## STATED EXERCISE
Restate the listing that follows word for word, without its pictures.

## DATA FOR THIS EXERCISE
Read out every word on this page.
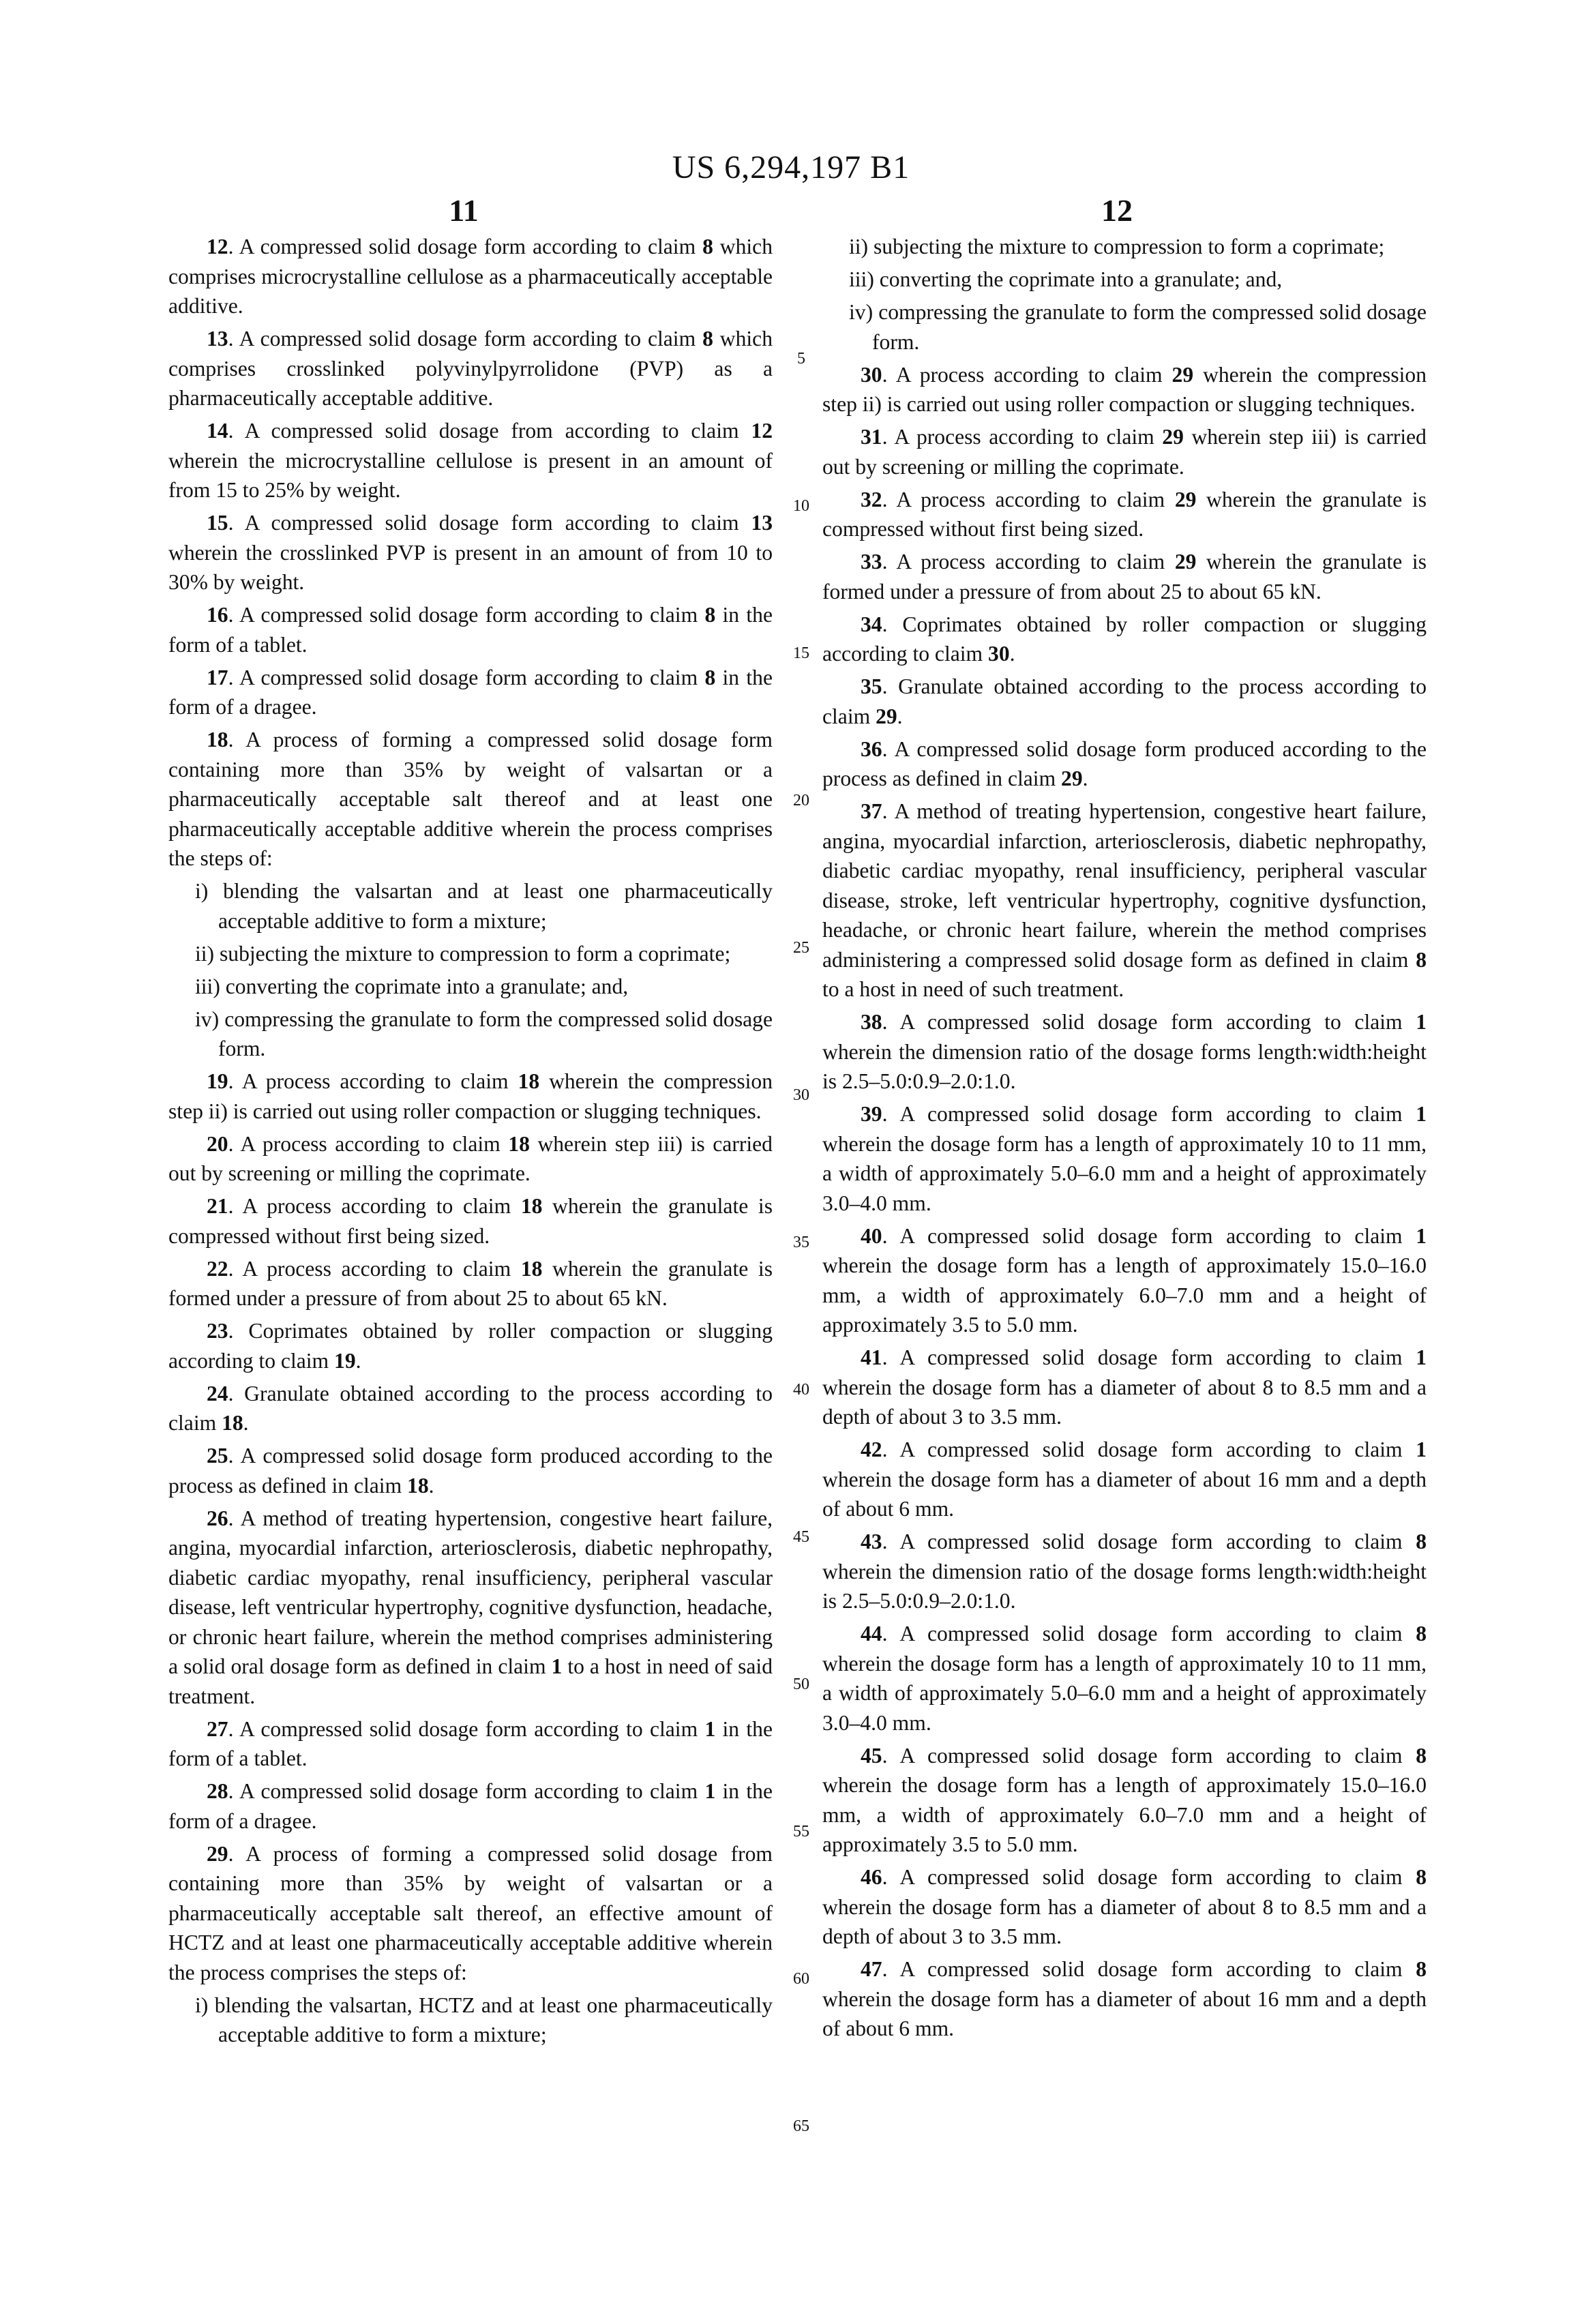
US 6,294,197 B1
11	12

12. A compressed solid dosage form according to claim 8 which comprises microcrystalline cellulose as a pharmaceutically acceptable additive.

13. A compressed solid dosage form according to claim 8 which comprises crosslinked polyvinylpyrrolidone (PVP) as a pharmaceutically acceptable additive.

14. A compressed solid dosage from according to claim 12 wherein the microcrystalline cellulose is present in an amount of from 15 to 25% by weight.

15. A compressed solid dosage form according to claim 13 wherein the crosslinked PVP is present in an amount of from 10 to 30% by weight.

16. A compressed solid dosage form according to claim 8 in the form of a tablet.

17. A compressed solid dosage form according to claim 8 in the form of a dragee.

18. A process of forming a compressed solid dosage form containing more than 35% by weight of valsartan or a pharmaceutically acceptable salt thereof and at least one pharmaceutically acceptable additive wherein the process comprises the steps of:

i) blending the valsartan and at least one pharmaceutically acceptable additive to form a mixture;

ii) subjecting the mixture to compression to form a coprimate;

iii) converting the coprimate into a granulate; and,

iv) compressing the granulate to form the compressed solid dosage form.

19. A process according to claim 18 wherein the compression step ii) is carried out using roller compaction or slugging techniques.

20. A process according to claim 18 wherein step iii) is carried out by screening or milling the coprimate.

21. A process according to claim 18 wherein the granulate is compressed without first being sized.

22. A process according to claim 18 wherein the granulate is formed under a pressure of from about 25 to about 65 kN.

23. Coprimates obtained by roller compaction or slugging according to claim 19.

24. Granulate obtained according to the process according to claim 18.

25. A compressed solid dosage form produced according to the process as defined in claim 18.

26. A method of treating hypertension, congestive heart failure, angina, myocardial infarction, arteriosclerosis, diabetic nephropathy, diabetic cardiac myopathy, renal insufficiency, peripheral vascular disease, left ventricular hypertrophy, cognitive dysfunction, headache, or chronic heart failure, wherein the method comprises administering a solid oral dosage form as defined in claim 1 to a host in need of said treatment.

27. A compressed solid dosage form according to claim 1 in the form of a tablet.

28. A compressed solid dosage form according to claim 1 in the form of a dragee.

29. A process of forming a compressed solid dosage from containing more than 35% by weight of valsartan or a pharmaceutically acceptable salt thereof, an effective amount of HCTZ and at least one pharmaceutically acceptable additive wherein the process comprises the steps of:

i) blending the valsartan, HCTZ and at least one pharmaceutically acceptable additive to form a mixture;

ii) subjecting the mixture to compression to form a coprimate;

iii) converting the coprimate into a granulate; and,

iv) compressing the granulate to form the compressed solid dosage form.

30. A process according to claim 29 wherein the compression step ii) is carried out using roller compaction or slugging techniques.

31. A process according to claim 29 wherein step iii) is carried out by screening or milling the coprimate.

32. A process according to claim 29 wherein the granulate is compressed without first being sized.

33. A process according to claim 29 wherein the granulate is formed under a pressure of from about 25 to about 65 kN.

34. Coprimates obtained by roller compaction or slugging according to claim 30.

35. Granulate obtained according to the process according to claim 29.

36. A compressed solid dosage form produced according to the process as defined in claim 29.

37. A method of treating hypertension, congestive heart failure, angina, myocardial infarction, arteriosclerosis, diabetic nephropathy, diabetic cardiac myopathy, renal insufficiency, peripheral vascular disease, stroke, left ventricular hypertrophy, cognitive dysfunction, headache, or chronic heart failure, wherein the method comprises administering a compressed solid dosage form as defined in claim 8 to a host in need of such treatment.

38. A compressed solid dosage form according to claim 1 wherein the dimension ratio of the dosage forms length:width:height is 2.5–5.0:0.9–2.0:1.0.

39. A compressed solid dosage form according to claim 1 wherein the dosage form has a length of approximately 10 to 11 mm, a width of approximately 5.0–6.0 mm and a height of approximately 3.0–4.0 mm.

40. A compressed solid dosage form according to claim 1 wherein the dosage form has a length of approximately 15.0–16.0 mm, a width of approximately 6.0–7.0 mm and a height of approximately 3.5 to 5.0 mm.

41. A compressed solid dosage form according to claim 1 wherein the dosage form has a diameter of about 8 to 8.5 mm and a depth of about 3 to 3.5 mm.

42. A compressed solid dosage form according to claim 1 wherein the dosage form has a diameter of about 16 mm and a depth of about 6 mm.

43. A compressed solid dosage form according to claim 8 wherein the dimension ratio of the dosage forms length:width:height is 2.5–5.0:0.9–2.0:1.0.

44. A compressed solid dosage form according to claim 8 wherein the dosage form has a length of approximately 10 to 11 mm, a width of approximately 5.0–6.0 mm and a height of approximately 3.0–4.0 mm.

45. A compressed solid dosage form according to claim 8 wherein the dosage form has a length of approximately 15.0–16.0 mm, a width of approximately 6.0–7.0 mm and a height of approximately 3.5 to 5.0 mm.

46. A compressed solid dosage form according to claim 8 wherein the dosage form has a diameter of about 8 to 8.5 mm and a depth of about 3 to 3.5 mm.

47. A compressed solid dosage form according to claim 8 wherein the dosage form has a diameter of about 16 mm and a depth of about 6 mm.

5
10
15
20
25
30
35
40
45
50
55
60
65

## EXPECTED ANSWER
Read out every word on this page.
US 6,294,197 B1
11	12

12. A compressed solid dosage form according to claim 8 which comprises microcrystalline cellulose as a pharmaceutically acceptable additive.

13. A compressed solid dosage form according to claim 8 which comprises crosslinked polyvinylpyrrolidone (PVP) as a pharmaceutically acceptable additive.

14. A compressed solid dosage from according to claim 12 wherein the microcrystalline cellulose is present in an amount of from 15 to 25% by weight.

15. A compressed solid dosage form according to claim 13 wherein the crosslinked PVP is present in an amount of from 10 to 30% by weight.

16. A compressed solid dosage form according to claim 8 in the form of a tablet.

17. A compressed solid dosage form according to claim 8 in the form of a dragee.

18. A process of forming a compressed solid dosage form containing more than 35% by weight of valsartan or a pharmaceutically acceptable salt thereof and at least one pharmaceutically acceptable additive wherein the process comprises the steps of:

i) blending the valsartan and at least one pharmaceutically acceptable additive to form a mixture;

ii) subjecting the mixture to compression to form a coprimate;

iii) converting the coprimate into a granulate; and,

iv) compressing the granulate to form the compressed solid dosage form.

19. A process according to claim 18 wherein the compression step ii) is carried out using roller compaction or slugging techniques.

20. A process according to claim 18 wherein step iii) is carried out by screening or milling the coprimate.

21. A process according to claim 18 wherein the granulate is compressed without first being sized.

22. A process according to claim 18 wherein the granulate is formed under a pressure of from about 25 to about 65 kN.

23. Coprimates obtained by roller compaction or slugging according to claim 19.

24. Granulate obtained according to the process according to claim 18.

25. A compressed solid dosage form produced according to the process as defined in claim 18.

26. A method of treating hypertension, congestive heart failure, angina, myocardial infarction, arteriosclerosis, diabetic nephropathy, diabetic cardiac myopathy, renal insufficiency, peripheral vascular disease, left ventricular hypertrophy, cognitive dysfunction, headache, or chronic heart failure, wherein the method comprises administering a solid oral dosage form as defined in claim 1 to a host in need of said treatment.

27. A compressed solid dosage form according to claim 1 in the form of a tablet.

28. A compressed solid dosage form according to claim 1 in the form of a dragee.

29. A process of forming a compressed solid dosage from containing more than 35% by weight of valsartan or a pharmaceutically acceptable salt thereof, an effective amount of HCTZ and at least one pharmaceutically acceptable additive wherein the process comprises the steps of:

i) blending the valsartan, HCTZ and at least one pharmaceutically acceptable additive to form a mixture;

ii) subjecting the mixture to compression to form a coprimate;

iii) converting the coprimate into a granulate; and,

iv) compressing the granulate to form the compressed solid dosage form.

30. A process according to claim 29 wherein the compression step ii) is carried out using roller compaction or slugging techniques.

31. A process according to claim 29 wherein step iii) is carried out by screening or milling the coprimate.

32. A process according to claim 29 wherein the granulate is compressed without first being sized.

33. A process according to claim 29 wherein the granulate is formed under a pressure of from about 25 to about 65 kN.

34. Coprimates obtained by roller compaction or slugging according to claim 30.

35. Granulate obtained according to the process according to claim 29.

36. A compressed solid dosage form produced according to the process as defined in claim 29.

37. A method of treating hypertension, congestive heart failure, angina, myocardial infarction, arteriosclerosis, diabetic nephropathy, diabetic cardiac myopathy, renal insufficiency, peripheral vascular disease, stroke, left ventricular hypertrophy, cognitive dysfunction, headache, or chronic heart failure, wherein the method comprises administering a compressed solid dosage form as defined in claim 8 to a host in need of such treatment.

38. A compressed solid dosage form according to claim 1 wherein the dimension ratio of the dosage forms length:width:height is 2.5–5.0:0.9–2.0:1.0.

39. A compressed solid dosage form according to claim 1 wherein the dosage form has a length of approximately 10 to 11 mm, a width of approximately 5.0–6.0 mm and a height of approximately 3.0–4.0 mm.

40. A compressed solid dosage form according to claim 1 wherein the dosage form has a length of approximately 15.0–16.0 mm, a width of approximately 6.0–7.0 mm and a height of approximately 3.5 to 5.0 mm.

41. A compressed solid dosage form according to claim 1 wherein the dosage form has a diameter of about 8 to 8.5 mm and a depth of about 3 to 3.5 mm.

42. A compressed solid dosage form according to claim 1 wherein the dosage form has a diameter of about 16 mm and a depth of about 6 mm.

43. A compressed solid dosage form according to claim 8 wherein the dimension ratio of the dosage forms length:width:height is 2.5–5.0:0.9–2.0:1.0.

44. A compressed solid dosage form according to claim 8 wherein the dosage form has a length of approximately 10 to 11 mm, a width of approximately 5.0–6.0 mm and a height of approximately 3.0–4.0 mm.

45. A compressed solid dosage form according to claim 8 wherein the dosage form has a length of approximately 15.0–16.0 mm, a width of approximately 6.0–7.0 mm and a height of approximately 3.5 to 5.0 mm.

46. A compressed solid dosage form according to claim 8 wherein the dosage form has a diameter of about 8 to 8.5 mm and a depth of about 3 to 3.5 mm.

47. A compressed solid dosage form according to claim 8 wherein the dosage form has a diameter of about 16 mm and a depth of about 6 mm.

5
10
15
20
25
30
35
40
45
50
55
60
65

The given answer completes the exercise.